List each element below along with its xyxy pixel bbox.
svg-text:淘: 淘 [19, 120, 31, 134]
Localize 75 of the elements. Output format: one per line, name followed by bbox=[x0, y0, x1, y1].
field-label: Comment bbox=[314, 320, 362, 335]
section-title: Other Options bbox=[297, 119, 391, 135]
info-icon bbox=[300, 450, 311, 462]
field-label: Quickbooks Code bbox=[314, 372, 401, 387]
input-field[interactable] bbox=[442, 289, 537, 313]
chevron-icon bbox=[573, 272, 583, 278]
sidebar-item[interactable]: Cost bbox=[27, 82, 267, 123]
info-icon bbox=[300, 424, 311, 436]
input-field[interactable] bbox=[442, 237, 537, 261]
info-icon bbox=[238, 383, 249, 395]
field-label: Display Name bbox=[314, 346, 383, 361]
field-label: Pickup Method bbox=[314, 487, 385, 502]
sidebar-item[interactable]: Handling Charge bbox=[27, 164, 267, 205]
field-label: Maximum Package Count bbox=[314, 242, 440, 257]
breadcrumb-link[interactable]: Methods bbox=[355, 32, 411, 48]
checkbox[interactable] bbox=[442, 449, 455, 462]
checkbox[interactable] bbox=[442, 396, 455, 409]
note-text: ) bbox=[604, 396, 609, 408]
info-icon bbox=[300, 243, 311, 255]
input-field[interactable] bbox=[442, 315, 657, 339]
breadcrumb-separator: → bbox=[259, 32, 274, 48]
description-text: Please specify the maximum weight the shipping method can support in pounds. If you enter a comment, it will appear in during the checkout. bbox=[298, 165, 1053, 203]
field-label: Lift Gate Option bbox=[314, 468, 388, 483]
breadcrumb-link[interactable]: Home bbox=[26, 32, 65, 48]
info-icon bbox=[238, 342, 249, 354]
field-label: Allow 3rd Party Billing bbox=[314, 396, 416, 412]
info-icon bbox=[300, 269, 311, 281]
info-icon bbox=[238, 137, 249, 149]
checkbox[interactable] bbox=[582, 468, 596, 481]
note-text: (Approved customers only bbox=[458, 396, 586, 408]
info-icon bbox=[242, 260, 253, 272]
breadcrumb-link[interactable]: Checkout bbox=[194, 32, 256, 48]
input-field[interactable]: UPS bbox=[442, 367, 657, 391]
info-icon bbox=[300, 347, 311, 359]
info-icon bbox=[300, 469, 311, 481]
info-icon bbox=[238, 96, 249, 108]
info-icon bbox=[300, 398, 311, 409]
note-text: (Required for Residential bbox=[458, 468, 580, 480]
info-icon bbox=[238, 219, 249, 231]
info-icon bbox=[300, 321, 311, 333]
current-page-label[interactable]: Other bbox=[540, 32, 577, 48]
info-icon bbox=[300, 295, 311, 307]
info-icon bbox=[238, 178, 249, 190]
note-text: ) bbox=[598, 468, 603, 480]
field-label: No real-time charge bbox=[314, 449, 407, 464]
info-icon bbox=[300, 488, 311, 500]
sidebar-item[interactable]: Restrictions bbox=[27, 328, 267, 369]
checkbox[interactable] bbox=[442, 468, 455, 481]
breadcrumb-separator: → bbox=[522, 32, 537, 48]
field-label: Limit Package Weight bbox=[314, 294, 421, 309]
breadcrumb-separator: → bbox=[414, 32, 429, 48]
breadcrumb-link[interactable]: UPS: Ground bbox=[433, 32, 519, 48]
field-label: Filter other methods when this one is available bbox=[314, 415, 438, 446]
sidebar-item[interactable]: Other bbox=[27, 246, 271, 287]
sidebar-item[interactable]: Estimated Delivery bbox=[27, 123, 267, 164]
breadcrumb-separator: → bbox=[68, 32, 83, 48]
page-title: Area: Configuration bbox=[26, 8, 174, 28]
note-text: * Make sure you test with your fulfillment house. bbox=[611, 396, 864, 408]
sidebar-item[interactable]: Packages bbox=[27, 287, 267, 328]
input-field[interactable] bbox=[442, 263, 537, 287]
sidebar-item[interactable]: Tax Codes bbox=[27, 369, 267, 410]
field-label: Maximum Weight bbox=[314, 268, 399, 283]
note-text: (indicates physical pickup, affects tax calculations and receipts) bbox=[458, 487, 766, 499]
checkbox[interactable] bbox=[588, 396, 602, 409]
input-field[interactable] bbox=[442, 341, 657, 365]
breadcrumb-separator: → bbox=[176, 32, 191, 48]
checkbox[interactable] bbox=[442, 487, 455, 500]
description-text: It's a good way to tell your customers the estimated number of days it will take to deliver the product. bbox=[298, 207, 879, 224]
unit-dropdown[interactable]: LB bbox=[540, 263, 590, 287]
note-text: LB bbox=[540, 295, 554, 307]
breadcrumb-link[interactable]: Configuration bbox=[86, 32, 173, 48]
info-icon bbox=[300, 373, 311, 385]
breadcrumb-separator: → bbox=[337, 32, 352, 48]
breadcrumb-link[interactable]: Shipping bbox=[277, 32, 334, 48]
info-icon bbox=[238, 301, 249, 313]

....................

• _Exercise details_
Reproduce every item above line for line, with no character changed.

• _Full answer_
List each element below along with its xyxy pixel bbox.
svg-text:淘: 淘 [19, 120, 31, 134]
Localize 75 of the elements. Output format: one per line, name followed by bbox=[x0, y0, x1, y1].
field-label: Comment bbox=[314, 320, 362, 335]
section-title: Other Options bbox=[297, 119, 391, 135]
info-icon bbox=[300, 450, 311, 462]
field-label: Quickbooks Code bbox=[314, 372, 401, 387]
input-field[interactable] bbox=[442, 289, 537, 313]
chevron-icon bbox=[573, 272, 583, 278]
sidebar-item[interactable]: Cost bbox=[27, 82, 267, 123]
info-icon bbox=[300, 424, 311, 436]
input-field[interactable] bbox=[442, 237, 537, 261]
info-icon bbox=[238, 383, 249, 395]
field-label: Display Name bbox=[314, 346, 383, 361]
field-label: Pickup Method bbox=[314, 487, 385, 502]
sidebar-item[interactable]: Handling Charge bbox=[27, 164, 267, 205]
field-label: Maximum Package Count bbox=[314, 242, 440, 257]
breadcrumb-link[interactable]: Methods bbox=[355, 32, 411, 48]
checkbox[interactable] bbox=[442, 449, 455, 462]
checkbox[interactable] bbox=[442, 396, 455, 409]
note-text: ) bbox=[604, 396, 609, 408]
info-icon bbox=[300, 243, 311, 255]
input-field[interactable] bbox=[442, 315, 657, 339]
breadcrumb-separator: → bbox=[259, 32, 274, 48]
description-text: Please specify the maximum weight the shipping method can support in pounds. If you enter a comment, it will appear in during the checkout. bbox=[298, 165, 1053, 203]
field-label: Lift Gate Option bbox=[314, 468, 388, 483]
breadcrumb-link[interactable]: Home bbox=[26, 32, 65, 48]
info-icon bbox=[238, 342, 249, 354]
field-label: Allow 3rd Party Billing bbox=[314, 396, 416, 412]
info-icon bbox=[300, 269, 311, 281]
info-icon bbox=[238, 137, 249, 149]
checkbox[interactable] bbox=[582, 468, 596, 481]
note-text: (Approved customers only bbox=[458, 396, 586, 408]
info-icon bbox=[242, 260, 253, 272]
breadcrumb-link[interactable]: Checkout bbox=[194, 32, 256, 48]
input-field[interactable]: UPS bbox=[442, 367, 657, 391]
info-icon bbox=[300, 347, 311, 359]
info-icon bbox=[300, 469, 311, 481]
info-icon bbox=[238, 96, 249, 108]
info-icon bbox=[300, 398, 311, 409]
note-text: (Required for Residential bbox=[458, 468, 580, 480]
info-icon bbox=[238, 219, 249, 231]
info-icon bbox=[300, 321, 311, 333]
current-page-label[interactable]: Other bbox=[540, 32, 577, 48]
info-icon bbox=[300, 295, 311, 307]
info-icon bbox=[238, 178, 249, 190]
note-text: ) bbox=[598, 468, 603, 480]
field-label: No real-time charge bbox=[314, 449, 407, 464]
info-icon bbox=[300, 488, 311, 500]
sidebar-item[interactable]: Restrictions bbox=[27, 328, 267, 369]
checkbox[interactable] bbox=[442, 468, 455, 481]
breadcrumb-separator: → bbox=[522, 32, 537, 48]
field-label: Limit Package Weight bbox=[314, 294, 421, 309]
breadcrumb-separator: → bbox=[414, 32, 429, 48]
breadcrumb-link[interactable]: UPS: Ground bbox=[433, 32, 519, 48]
field-label: Filter other methods when this one is available bbox=[314, 415, 438, 446]
sidebar-item[interactable]: Other bbox=[27, 246, 271, 287]
sidebar-item[interactable]: Estimated Delivery bbox=[27, 123, 267, 164]
breadcrumb-separator: → bbox=[68, 32, 83, 48]
page-title: Area: Configuration bbox=[26, 8, 174, 28]
note-text: * Make sure you test with your fulfillment house. bbox=[611, 396, 864, 408]
sidebar-item[interactable]: Packages bbox=[27, 287, 267, 328]
input-field[interactable] bbox=[442, 263, 537, 287]
sidebar-item[interactable]: Tax Codes bbox=[27, 369, 267, 410]
field-label: Maximum Weight bbox=[314, 268, 399, 283]
note-text: (indicates physical pickup, affects tax calculations and receipts) bbox=[458, 487, 766, 499]
checkbox[interactable] bbox=[588, 396, 602, 409]
input-field[interactable] bbox=[442, 341, 657, 365]
breadcrumb-separator: → bbox=[176, 32, 191, 48]
checkbox[interactable] bbox=[442, 487, 455, 500]
description-text: It's a good way to tell your customers the estimated number of days it will take to deliver the product. bbox=[298, 207, 879, 224]
unit-dropdown[interactable]: LB bbox=[540, 263, 590, 287]
note-text: LB bbox=[540, 295, 554, 307]
breadcrumb-link[interactable]: Configuration bbox=[86, 32, 173, 48]
info-icon bbox=[300, 373, 311, 385]
breadcrumb-separator: → bbox=[337, 32, 352, 48]
breadcrumb-link[interactable]: Shipping bbox=[277, 32, 334, 48]
info-icon bbox=[238, 301, 249, 313]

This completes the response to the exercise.